___ Given data ___

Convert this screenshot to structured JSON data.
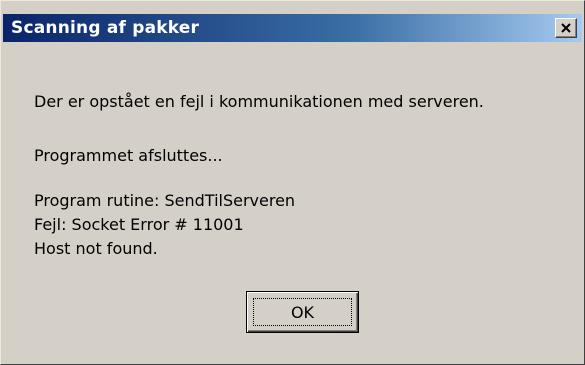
{
  "dialog": {
    "title": "Scanning af pakker",
    "close_icon": "close-icon",
    "ok_label": "OK"
  },
  "message": {
    "line1": "Der er opstået en fejl i kommunikationen med serveren.",
    "line2": "Programmet afsluttes...",
    "line3": "Program rutine: SendTilServeren",
    "line4": "Fejl: Socket Error # 11001",
    "line5": "Host not found."
  },
  "colors": {
    "titlebar_start": "#0a246a",
    "titlebar_end": "#a6caf0",
    "dialog_background": "#d4d0c8"
  }
}
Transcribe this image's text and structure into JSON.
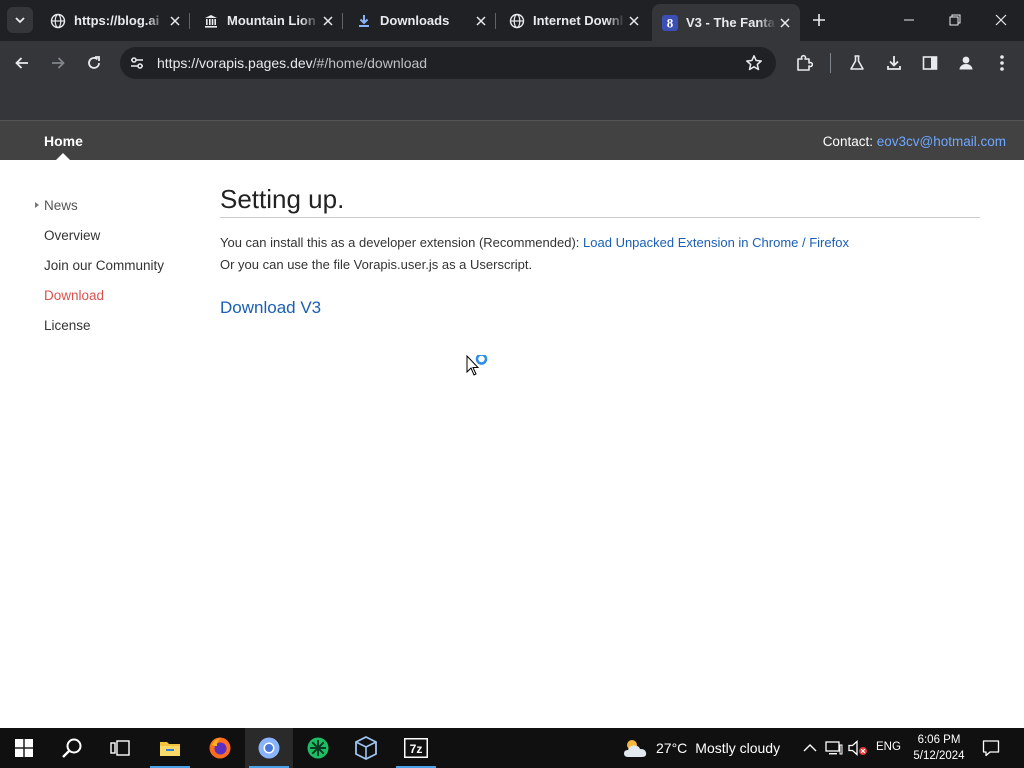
{
  "browser": {
    "tabs": [
      {
        "title": "https://blog.ai",
        "favicon": "globe-icon",
        "active": false
      },
      {
        "title": "Mountain Lion",
        "favicon": "institution-icon",
        "active": false
      },
      {
        "title": "Downloads",
        "favicon": "download-icon",
        "active": false
      },
      {
        "title": "Internet Downl",
        "favicon": "globe-icon",
        "active": false
      },
      {
        "title": "V3 - The Fanta",
        "favicon": "v3-icon",
        "active": true
      }
    ],
    "url_host": "https://vorapis.pages.dev",
    "url_path": "/#/home/download",
    "accent": "#8ab4f8"
  },
  "site": {
    "nav_home": "Home",
    "contact_label": "Contact:",
    "contact_email": "eov3cv@hotmail.com",
    "sidebar": [
      {
        "label": "News"
      },
      {
        "label": "Overview"
      },
      {
        "label": "Join our Community"
      },
      {
        "label": "Download"
      },
      {
        "label": "License"
      }
    ],
    "heading": "Setting up.",
    "line1_text": "You can install this as a developer extension (Recommended):",
    "line1_link": "Load Unpacked Extension in Chrome / Firefox",
    "line2_text": "Or you can use the file Vorapis.user.js as a Userscript.",
    "download_link": "Download V3",
    "active_color": "#d9534f",
    "link_color": "#1a5fb4"
  },
  "taskbar": {
    "weather_temp": "27°C",
    "weather_desc": "Mostly cloudy",
    "language": "ENG",
    "time": "6:06 PM",
    "date": "5/12/2024"
  }
}
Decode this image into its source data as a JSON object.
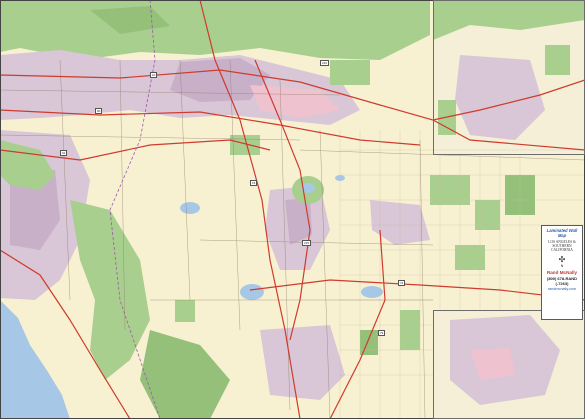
{
  "map": {
    "colors": {
      "land": "#f7f1d2",
      "urban": "#d9c6d6",
      "urban_dense": "#c9b0c9",
      "parks": "#a9cf8f",
      "forest": "#94c07a",
      "water": "#a6c8e6",
      "highway": "#cf3b2c",
      "road": "#7d6b5a",
      "pink_zone": "#efc2cf"
    },
    "legend": {
      "brand": "Laminated Wall Map",
      "title": "LOS ANGELES & SOUTHERN CALIFORNIA",
      "compass": "N",
      "maker": "Rand McNally",
      "phone_line1": "(800) 678-RAND",
      "phone_line2": "(-7263)",
      "website": "randmcnally.com"
    },
    "insets": [
      "upper-right",
      "lower-right"
    ],
    "route_shields": [
      "10",
      "15",
      "60",
      "91",
      "215",
      "210",
      "74",
      "79"
    ]
  }
}
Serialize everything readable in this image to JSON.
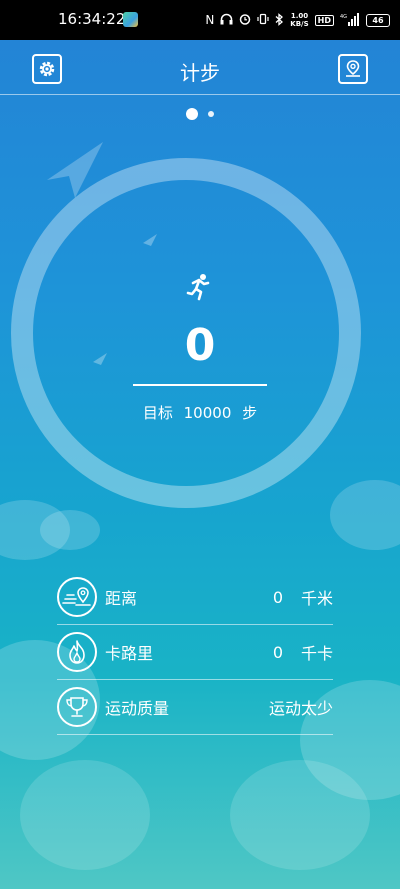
{
  "status_bar": {
    "time": "16:34:22",
    "net_speed_value": "1.00",
    "net_speed_unit": "KB/S",
    "hd_label": "HD",
    "signal_label": "4G",
    "battery": "46"
  },
  "header": {
    "title": "计步"
  },
  "pager": {
    "pages": 2,
    "active": 0
  },
  "pedometer": {
    "steps": "0",
    "goal_label": "目标",
    "goal_value": "10000",
    "goal_unit": "步"
  },
  "stats": [
    {
      "label": "距离",
      "value": "0",
      "unit": "千米",
      "icon": "distance-pin-icon"
    },
    {
      "label": "卡路里",
      "value": "0",
      "unit": "千卡",
      "icon": "flame-icon"
    },
    {
      "label": "运动质量",
      "value": "运动太少",
      "unit": "",
      "icon": "trophy-icon"
    }
  ],
  "colors": {
    "status_bar_bg": "#000000",
    "bg_top": "#2384d6",
    "bg_bottom": "#4fc7c5",
    "foreground": "#ffffff"
  }
}
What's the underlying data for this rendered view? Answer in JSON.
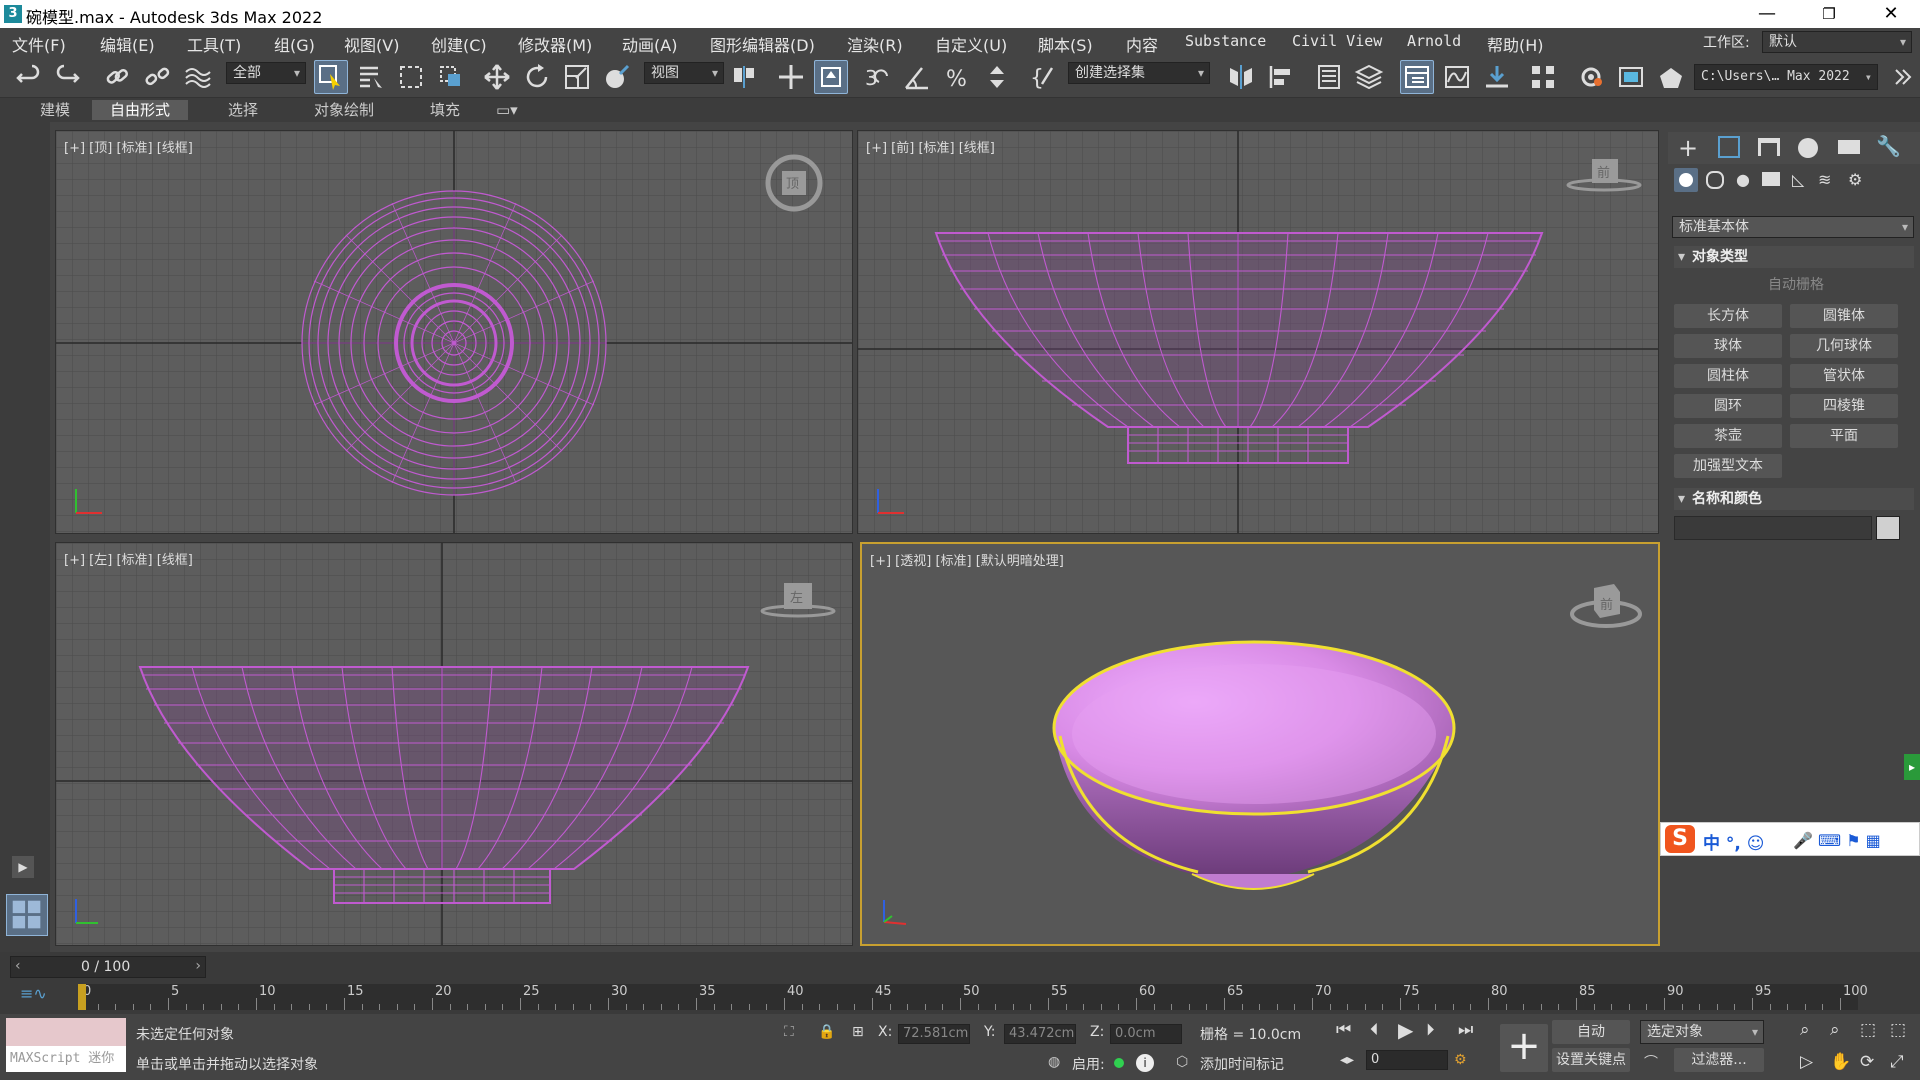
{
  "window": {
    "title": "碗模型.max - Autodesk 3ds Max 2022",
    "logo": "3",
    "min": "—",
    "max": "❐",
    "close": "✕"
  },
  "menu": [
    "文件(F)",
    "编辑(E)",
    "工具(T)",
    "组(G)",
    "视图(V)",
    "创建(C)",
    "修改器(M)",
    "动画(A)",
    "图形编辑器(D)",
    "渲染(R)",
    "自定义(U)",
    "脚本(S)",
    "内容",
    "Substance",
    "Civil View",
    "Arnold",
    "帮助(H)"
  ],
  "workspace": {
    "label": "工作区:",
    "value": "默认"
  },
  "toolbar": {
    "filter": "全部",
    "refcoord": "视图",
    "selset": "创建选择集",
    "path": "C:\\Users\\… Max 2022"
  },
  "ribbon": [
    "建模",
    "自由形式",
    "选择",
    "对象绘制",
    "填充"
  ],
  "viewports": {
    "top": "[+] [顶] [标准] [线框]",
    "front": "[+] [前] [标准] [线框]",
    "left": "[+] [左] [标准] [线框]",
    "persp": "[+] [透视] [标准] [默认明暗处理]"
  },
  "viewcube": {
    "top": "顶",
    "front": "前",
    "left": "左",
    "persp": "前"
  },
  "cmd": {
    "category": "标准基本体",
    "objtype": "对象类型",
    "autogrid": "自动栅格",
    "buttons": [
      "长方体",
      "圆锥体",
      "球体",
      "几何球体",
      "圆柱体",
      "管状体",
      "圆环",
      "四棱锥",
      "茶壶",
      "平面",
      "加强型文本"
    ],
    "namecolor": "名称和颜色",
    "color": "#d0d0d0"
  },
  "timeline": {
    "frame": "0 / 100",
    "ticks": [
      "0",
      "5",
      "10",
      "15",
      "20",
      "25",
      "30",
      "35",
      "40",
      "45",
      "50",
      "55",
      "60",
      "65",
      "70",
      "75",
      "80",
      "85",
      "90",
      "95",
      "100"
    ]
  },
  "status": {
    "maxscript": "MAXScript 迷你",
    "line1": "未选定任何对象",
    "line2": "单击或单击并拖动以选择对象",
    "x_label": "X:",
    "x": "72.581cm",
    "y_label": "Y:",
    "y": "43.472cm",
    "z_label": "Z:",
    "z": "0.0cm",
    "grid": "栅格 = 10.0cm",
    "enable": "启用:",
    "addtime": "添加时间标记",
    "auto": "自动",
    "setkey": "设置关键点",
    "selobj": "选定对象",
    "filters": "过滤器...",
    "frameval": "0"
  },
  "ime": {
    "text": "中 °, ☺"
  },
  "colors": {
    "wire": "#c05ad0",
    "bowl": "#d98be6",
    "accent": "#5a6f86",
    "select": "#f0e030"
  }
}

___

*Directive*
Return the lines of the records that include the string "https".

*Written reply*
        "title": "https://blog.ai",
    "url_host": "https://vorapis.pages.dev",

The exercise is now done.